**取り組む課題**
下に示す和風住宅についての文章のうち、「和風住宅は柱と柱の間を襖や障子、部分的に壁で塞いで作ります。」から「さらに「和を楽しむ家」でご紹介した「庭屋一如(ていおくいちにょ)」」までを一字一句変えずに引用してください。

2014/01/06

和風住宅

かつては洋風住宅と和風住宅の区別がはっきりしていました。

和風住宅は柱と柱の間を襖や障子、部分的に壁で塞いで作ります。
サッシやガラスが無かったので雨が障子に掛かる心配が有ります。
そこで障子を入れた座敷の前に縁側を設けそこに雨戸を付け
さらに軒を長く出して雨に備えています。

この構造は蒸し暑い日本の夏を過ごすのに有利な構造です。

さらに「和を楽しむ家」でご紹介した「庭屋一如(ていおくいちにょ)」
の考え方にもぴったりです。
と言うよりも建築の作り方が先に有って
その中に美を見出してさらに昇華したものが
「庭屋一如」なのでしょう。



一方洋風は壁を作りその一部に穴が有って窓やドアが付きます。

**提供された記録**
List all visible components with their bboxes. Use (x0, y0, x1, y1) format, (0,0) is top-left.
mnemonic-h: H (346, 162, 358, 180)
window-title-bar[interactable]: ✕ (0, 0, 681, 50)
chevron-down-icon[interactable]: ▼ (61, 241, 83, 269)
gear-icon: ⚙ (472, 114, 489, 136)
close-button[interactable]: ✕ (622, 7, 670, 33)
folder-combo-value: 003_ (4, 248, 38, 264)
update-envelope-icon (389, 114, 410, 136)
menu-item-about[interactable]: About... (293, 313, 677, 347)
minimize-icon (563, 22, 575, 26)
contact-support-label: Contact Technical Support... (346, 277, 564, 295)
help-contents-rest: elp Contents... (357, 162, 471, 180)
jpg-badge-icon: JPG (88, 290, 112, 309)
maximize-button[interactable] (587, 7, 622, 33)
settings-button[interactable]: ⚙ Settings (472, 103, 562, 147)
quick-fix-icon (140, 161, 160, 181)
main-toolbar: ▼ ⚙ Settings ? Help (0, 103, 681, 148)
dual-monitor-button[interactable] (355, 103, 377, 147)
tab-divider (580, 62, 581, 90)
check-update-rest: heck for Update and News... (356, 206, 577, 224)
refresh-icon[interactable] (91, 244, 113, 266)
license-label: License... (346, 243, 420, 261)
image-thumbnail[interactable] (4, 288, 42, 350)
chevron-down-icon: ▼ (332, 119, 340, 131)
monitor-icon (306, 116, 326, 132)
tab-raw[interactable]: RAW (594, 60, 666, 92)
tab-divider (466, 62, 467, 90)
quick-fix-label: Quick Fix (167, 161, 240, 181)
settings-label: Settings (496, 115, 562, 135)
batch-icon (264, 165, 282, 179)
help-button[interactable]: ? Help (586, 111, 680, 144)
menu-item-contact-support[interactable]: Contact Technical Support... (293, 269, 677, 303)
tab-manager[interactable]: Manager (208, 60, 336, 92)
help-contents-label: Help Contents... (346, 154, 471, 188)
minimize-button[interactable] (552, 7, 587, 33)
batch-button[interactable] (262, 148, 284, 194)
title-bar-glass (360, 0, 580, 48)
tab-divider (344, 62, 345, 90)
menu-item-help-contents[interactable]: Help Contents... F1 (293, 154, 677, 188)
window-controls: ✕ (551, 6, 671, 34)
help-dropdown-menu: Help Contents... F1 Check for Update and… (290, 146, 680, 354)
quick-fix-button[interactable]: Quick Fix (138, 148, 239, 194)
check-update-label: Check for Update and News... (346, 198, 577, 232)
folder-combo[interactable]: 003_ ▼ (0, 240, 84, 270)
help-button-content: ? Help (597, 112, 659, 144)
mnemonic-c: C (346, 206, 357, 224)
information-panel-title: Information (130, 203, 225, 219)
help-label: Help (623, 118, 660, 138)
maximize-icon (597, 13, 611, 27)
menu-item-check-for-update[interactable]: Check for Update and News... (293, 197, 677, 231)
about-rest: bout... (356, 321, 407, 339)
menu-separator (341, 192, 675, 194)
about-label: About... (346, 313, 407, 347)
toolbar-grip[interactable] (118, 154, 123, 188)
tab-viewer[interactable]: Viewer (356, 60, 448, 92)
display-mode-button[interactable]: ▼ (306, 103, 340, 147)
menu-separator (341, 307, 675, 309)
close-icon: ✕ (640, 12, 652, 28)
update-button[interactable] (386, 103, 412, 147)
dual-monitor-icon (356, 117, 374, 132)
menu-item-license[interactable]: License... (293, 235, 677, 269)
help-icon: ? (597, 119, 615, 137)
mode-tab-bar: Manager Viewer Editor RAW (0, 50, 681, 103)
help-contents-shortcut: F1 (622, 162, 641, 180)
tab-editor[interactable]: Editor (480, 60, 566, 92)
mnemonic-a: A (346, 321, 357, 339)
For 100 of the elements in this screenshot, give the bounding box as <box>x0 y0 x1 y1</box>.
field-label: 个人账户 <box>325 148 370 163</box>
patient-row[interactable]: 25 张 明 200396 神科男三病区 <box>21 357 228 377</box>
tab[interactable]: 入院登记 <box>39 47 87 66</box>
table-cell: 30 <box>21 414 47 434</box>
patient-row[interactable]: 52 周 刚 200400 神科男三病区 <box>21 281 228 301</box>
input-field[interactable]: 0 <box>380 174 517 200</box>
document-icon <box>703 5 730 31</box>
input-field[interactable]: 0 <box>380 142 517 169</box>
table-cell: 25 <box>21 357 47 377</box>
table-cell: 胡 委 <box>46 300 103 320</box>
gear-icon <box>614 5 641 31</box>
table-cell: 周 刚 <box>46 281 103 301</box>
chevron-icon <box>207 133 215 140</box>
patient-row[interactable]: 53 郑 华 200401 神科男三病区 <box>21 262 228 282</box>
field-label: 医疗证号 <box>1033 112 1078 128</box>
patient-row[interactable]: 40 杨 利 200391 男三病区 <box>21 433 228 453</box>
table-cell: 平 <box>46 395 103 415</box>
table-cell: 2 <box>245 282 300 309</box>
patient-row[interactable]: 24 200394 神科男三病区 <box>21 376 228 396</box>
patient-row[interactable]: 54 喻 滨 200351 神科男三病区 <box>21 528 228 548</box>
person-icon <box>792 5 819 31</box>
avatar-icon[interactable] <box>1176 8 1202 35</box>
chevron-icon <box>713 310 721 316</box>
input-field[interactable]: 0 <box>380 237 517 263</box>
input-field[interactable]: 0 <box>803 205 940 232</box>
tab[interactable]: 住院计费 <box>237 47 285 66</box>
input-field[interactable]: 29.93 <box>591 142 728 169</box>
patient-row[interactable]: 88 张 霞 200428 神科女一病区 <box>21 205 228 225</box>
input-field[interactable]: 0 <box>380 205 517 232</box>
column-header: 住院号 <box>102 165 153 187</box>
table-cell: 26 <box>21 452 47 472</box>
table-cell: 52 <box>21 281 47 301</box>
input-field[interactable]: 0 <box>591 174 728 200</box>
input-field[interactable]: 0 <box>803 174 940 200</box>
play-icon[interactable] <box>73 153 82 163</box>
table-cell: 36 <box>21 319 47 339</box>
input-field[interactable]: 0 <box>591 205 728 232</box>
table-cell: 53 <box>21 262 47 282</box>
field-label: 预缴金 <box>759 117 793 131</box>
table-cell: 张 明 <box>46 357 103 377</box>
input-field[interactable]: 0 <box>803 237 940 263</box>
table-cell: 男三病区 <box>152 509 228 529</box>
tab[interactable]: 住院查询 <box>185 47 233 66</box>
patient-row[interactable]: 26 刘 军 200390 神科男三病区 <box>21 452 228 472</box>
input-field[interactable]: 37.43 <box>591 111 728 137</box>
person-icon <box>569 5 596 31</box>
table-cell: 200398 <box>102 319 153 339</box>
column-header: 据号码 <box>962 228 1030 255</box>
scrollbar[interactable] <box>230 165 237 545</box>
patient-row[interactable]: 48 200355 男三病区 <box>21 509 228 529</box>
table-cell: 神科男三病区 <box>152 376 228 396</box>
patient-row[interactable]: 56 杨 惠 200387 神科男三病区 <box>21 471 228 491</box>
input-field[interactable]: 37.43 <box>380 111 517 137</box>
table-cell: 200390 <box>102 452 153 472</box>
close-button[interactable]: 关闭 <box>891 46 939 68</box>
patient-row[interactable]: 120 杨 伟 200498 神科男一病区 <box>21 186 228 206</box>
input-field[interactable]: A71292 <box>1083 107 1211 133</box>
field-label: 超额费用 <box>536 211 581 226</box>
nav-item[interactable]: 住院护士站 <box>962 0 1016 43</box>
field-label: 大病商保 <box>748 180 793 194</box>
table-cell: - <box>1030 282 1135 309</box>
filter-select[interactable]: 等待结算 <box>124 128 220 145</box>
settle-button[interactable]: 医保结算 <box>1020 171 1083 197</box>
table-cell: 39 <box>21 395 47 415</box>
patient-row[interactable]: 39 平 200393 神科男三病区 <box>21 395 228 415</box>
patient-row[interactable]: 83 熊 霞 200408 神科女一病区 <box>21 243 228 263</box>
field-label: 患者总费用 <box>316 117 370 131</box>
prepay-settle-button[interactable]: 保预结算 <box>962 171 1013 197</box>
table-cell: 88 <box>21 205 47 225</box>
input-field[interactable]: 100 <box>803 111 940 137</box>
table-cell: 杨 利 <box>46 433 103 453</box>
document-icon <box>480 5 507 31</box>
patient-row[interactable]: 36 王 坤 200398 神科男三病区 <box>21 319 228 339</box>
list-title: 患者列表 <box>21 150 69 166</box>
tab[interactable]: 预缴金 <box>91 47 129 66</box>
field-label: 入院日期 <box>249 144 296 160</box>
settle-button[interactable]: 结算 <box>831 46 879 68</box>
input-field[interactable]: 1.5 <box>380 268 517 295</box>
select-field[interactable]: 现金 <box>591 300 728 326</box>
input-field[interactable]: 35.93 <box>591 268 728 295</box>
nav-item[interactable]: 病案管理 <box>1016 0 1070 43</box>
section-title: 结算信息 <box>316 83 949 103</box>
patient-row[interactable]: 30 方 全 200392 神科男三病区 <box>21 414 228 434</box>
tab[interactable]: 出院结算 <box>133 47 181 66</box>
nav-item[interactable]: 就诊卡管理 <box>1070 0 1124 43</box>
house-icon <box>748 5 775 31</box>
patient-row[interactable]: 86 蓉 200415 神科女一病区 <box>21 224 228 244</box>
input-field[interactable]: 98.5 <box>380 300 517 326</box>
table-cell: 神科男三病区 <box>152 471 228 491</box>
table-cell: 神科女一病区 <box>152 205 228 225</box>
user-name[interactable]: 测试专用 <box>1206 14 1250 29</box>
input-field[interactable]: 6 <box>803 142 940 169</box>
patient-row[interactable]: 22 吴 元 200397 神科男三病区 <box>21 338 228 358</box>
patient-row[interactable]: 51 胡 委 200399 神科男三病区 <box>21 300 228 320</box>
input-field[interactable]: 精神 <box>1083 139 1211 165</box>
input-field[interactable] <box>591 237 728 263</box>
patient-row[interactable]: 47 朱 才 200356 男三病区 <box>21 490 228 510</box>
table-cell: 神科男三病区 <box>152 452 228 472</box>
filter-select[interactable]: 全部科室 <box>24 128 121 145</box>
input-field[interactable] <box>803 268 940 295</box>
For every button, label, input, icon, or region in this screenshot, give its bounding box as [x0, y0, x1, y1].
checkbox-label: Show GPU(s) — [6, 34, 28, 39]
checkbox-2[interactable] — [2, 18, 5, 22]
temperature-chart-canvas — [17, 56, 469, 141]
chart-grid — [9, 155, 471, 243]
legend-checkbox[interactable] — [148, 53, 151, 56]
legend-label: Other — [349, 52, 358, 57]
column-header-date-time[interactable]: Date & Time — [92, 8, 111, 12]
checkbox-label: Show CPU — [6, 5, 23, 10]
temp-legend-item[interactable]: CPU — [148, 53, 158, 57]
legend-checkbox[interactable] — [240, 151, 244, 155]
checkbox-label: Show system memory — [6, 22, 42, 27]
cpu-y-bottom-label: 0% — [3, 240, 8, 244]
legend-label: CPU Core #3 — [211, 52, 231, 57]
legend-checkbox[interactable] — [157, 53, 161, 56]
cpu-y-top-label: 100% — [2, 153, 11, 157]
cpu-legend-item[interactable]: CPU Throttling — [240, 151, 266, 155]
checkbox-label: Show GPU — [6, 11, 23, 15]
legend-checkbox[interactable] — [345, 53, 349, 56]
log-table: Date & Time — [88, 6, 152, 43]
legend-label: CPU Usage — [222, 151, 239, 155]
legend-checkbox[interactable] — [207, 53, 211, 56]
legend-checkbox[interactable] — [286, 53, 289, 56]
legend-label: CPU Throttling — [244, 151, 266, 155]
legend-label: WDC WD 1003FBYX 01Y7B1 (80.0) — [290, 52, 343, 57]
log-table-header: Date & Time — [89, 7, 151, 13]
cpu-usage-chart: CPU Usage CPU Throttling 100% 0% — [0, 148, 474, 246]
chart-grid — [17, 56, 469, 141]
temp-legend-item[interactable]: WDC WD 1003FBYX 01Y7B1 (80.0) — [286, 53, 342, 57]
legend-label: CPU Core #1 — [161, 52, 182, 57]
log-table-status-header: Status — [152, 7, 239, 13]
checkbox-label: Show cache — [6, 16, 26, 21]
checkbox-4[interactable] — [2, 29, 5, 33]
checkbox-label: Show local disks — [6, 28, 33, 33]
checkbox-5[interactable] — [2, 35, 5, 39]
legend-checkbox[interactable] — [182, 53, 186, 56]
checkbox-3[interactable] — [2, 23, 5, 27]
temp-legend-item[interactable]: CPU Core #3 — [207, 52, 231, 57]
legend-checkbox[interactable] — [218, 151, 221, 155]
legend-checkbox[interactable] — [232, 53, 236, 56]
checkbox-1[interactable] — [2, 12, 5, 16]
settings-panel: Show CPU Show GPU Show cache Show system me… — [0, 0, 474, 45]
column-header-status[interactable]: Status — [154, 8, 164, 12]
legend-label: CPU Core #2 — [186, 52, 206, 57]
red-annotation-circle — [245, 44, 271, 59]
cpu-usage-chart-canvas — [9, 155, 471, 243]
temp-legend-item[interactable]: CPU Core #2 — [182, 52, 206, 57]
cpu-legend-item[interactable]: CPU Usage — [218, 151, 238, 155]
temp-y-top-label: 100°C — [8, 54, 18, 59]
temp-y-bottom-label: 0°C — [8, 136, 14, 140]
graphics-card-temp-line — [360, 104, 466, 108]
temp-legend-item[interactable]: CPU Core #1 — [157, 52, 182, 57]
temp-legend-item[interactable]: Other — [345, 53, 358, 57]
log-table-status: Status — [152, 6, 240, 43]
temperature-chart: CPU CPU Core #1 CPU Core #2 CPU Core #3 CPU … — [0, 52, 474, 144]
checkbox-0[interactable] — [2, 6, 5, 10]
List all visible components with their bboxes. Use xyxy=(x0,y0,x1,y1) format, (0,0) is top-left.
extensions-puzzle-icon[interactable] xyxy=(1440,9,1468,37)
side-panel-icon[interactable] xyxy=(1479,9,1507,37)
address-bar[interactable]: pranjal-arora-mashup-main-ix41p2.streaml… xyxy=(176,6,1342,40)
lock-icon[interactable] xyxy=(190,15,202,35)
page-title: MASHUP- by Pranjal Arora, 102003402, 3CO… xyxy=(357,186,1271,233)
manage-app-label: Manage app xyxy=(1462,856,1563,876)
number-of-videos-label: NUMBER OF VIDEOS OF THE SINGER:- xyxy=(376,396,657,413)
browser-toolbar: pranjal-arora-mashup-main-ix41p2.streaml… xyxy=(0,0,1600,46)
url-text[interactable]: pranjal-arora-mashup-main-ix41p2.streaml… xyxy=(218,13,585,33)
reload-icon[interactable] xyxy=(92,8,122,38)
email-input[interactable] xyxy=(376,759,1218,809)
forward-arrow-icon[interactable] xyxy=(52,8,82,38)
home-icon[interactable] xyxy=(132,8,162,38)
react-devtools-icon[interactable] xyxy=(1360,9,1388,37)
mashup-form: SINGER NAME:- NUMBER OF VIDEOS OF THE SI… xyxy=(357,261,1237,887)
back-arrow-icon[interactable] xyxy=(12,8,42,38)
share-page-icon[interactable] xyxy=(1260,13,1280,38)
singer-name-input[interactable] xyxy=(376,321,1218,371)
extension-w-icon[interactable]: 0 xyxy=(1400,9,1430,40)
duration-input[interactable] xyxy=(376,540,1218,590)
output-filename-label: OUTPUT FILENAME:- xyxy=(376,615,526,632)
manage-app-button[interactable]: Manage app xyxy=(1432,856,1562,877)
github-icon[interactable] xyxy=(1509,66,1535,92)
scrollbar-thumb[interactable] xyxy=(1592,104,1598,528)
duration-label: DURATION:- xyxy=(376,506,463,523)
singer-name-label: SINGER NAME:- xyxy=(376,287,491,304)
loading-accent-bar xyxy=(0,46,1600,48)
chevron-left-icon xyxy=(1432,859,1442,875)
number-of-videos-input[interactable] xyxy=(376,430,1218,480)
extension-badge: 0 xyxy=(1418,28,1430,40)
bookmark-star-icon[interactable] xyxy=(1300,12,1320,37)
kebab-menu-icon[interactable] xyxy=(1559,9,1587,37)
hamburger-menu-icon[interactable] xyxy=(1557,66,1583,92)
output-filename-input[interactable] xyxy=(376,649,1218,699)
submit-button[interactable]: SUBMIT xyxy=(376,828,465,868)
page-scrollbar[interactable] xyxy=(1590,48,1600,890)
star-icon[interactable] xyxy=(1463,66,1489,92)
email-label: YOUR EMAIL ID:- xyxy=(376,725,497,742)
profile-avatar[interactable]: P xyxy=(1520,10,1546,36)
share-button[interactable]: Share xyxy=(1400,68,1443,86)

**課題の結果**
和風住宅は柱と柱の間を襖や障子、部分的に壁で塞いで作ります。
サッシやガラスが無かったので雨が障子に掛かる心配が有ります。
そこで障子を入れた座敷の前に縁側を設けそこに雨戸を付け
さらに軒を長く出して雨に備えています。

この構造は蒸し暑い日本の夏を過ごすのに有利な構造です。

さらに「和を楽しむ家」でご紹介した「庭屋一如(ていおくいちにょ)」